▶ [Extrait du texte]:
• • •

Actualités parlementaires : narcotrafic, CHU en Guyane, précarité des étudiants ultramarins, essais nucléaires en Polynésie

Cette semaine, la reprise des travaux parlementaires a consacré l’adoption de la loi contre le narcotrafic. En parallèle, plusieurs sujets concernant les Outre-mer ont été évoqués lors des questions au gouvernement, tandis que la commission d’enquête sur les conséquences des essais nucléaires en Polynésie française a poursuivi ses auditions avec celle, notamment, de Sébastien Lecornu, ministre des Armées.

• • •

▶ [Enregistrements issus d'un jeu de données]:
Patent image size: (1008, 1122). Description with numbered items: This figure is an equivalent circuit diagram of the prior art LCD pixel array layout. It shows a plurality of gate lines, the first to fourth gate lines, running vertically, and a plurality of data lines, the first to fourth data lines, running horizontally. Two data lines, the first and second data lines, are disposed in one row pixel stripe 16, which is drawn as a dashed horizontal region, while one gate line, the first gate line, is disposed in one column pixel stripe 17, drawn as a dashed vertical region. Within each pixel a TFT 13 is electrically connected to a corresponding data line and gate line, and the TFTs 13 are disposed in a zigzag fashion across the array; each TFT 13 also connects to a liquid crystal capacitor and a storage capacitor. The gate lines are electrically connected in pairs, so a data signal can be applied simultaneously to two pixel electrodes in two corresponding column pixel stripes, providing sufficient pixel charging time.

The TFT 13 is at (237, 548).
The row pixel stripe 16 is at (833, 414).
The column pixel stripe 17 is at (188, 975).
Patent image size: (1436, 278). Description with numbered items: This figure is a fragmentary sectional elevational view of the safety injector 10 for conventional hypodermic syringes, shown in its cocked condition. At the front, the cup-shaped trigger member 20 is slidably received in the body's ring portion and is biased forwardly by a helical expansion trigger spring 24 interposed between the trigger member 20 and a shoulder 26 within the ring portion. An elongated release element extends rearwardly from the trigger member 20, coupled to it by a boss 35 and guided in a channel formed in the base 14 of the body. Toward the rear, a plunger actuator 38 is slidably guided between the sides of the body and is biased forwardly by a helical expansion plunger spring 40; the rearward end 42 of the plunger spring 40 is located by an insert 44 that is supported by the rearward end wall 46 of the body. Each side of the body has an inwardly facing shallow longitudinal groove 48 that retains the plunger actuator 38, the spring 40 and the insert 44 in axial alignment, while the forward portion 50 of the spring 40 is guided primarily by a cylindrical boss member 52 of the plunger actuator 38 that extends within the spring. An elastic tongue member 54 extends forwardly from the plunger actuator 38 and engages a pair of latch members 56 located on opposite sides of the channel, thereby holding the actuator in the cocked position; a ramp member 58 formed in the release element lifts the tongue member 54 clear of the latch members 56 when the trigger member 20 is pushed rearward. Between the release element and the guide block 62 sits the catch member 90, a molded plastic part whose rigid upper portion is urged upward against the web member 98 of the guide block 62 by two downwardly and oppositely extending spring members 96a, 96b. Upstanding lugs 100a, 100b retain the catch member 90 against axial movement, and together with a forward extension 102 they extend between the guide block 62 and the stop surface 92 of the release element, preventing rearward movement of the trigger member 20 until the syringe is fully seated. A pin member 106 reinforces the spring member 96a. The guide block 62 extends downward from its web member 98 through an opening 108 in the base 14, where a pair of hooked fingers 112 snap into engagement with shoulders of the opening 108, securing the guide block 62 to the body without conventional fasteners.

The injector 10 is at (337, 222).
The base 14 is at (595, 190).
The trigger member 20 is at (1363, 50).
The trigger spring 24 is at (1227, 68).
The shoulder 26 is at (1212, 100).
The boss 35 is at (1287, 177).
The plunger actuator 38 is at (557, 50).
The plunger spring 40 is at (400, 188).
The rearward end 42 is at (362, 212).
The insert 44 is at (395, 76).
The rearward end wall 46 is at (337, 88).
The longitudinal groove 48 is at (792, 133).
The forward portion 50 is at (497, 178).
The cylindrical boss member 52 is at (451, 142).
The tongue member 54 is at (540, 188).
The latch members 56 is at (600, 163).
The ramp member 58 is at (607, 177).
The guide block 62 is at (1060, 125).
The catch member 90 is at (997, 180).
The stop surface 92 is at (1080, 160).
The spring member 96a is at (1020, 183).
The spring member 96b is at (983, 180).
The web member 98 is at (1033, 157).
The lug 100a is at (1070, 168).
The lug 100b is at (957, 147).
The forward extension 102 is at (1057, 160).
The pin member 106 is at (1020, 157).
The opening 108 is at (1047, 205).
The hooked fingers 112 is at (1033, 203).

• • •

▶ [Consigne A]: D'après l'article sur l'actualité parlementaire, quel ministre la commission d'enquête sur les essais nucléaires en Polynésie française a-t-elle notamment auditionné ?
▶ [Consigne B]: Reprenez l'article sur l'actualité parlementaire à la suite de sa dernière phrase.
Ces enregistrements proviennent d'une autre source que l'article.

▶ [Zone de réponse A]: Sébastien Lecornu, ministre des Armées.

▶ [Zone de réponse B]:
Narcotrafic

La proposition de loi « visant à sortir la France du piège du narcotrafic » a été adoptée à 396 voix (68 voix contre, 34 abstentions). Les députés NFP ont unanimement voté contre. Les députés de Guyane, Jean-Victor Castor et Davy Rimane, du groupe Gauche démocrate et républicaine, ont également voté contre. Plusieurs élus ultramarins avaient jugé la proposition de loi insuffisante. Marie-Laure Phinéra-Horth, sénatrice RDPI de la Guyane et vice-présidente de la commission d’enquête sur le narcotrafic, avait confié au média La 1ère : « Pour moi, elle est incomplète dans la mesure où elle vise plus les têtes de réseau et pas forcément les consommateurs ».

Pour rappel, la loi prévoit notamment la création d’un parquet national anticriminalité organisée (Pnaco), une lutte plus efficace contre le blanchiment d’argent ou encore un régime carcéral plus strict. Une prolongation des gardes à vue pour les mules ayant ingéré des stupéfiants est également prévue, tout comme une peine complémentaire d’interdiction de trajets au départ ou à destination de certains ports et aéroports.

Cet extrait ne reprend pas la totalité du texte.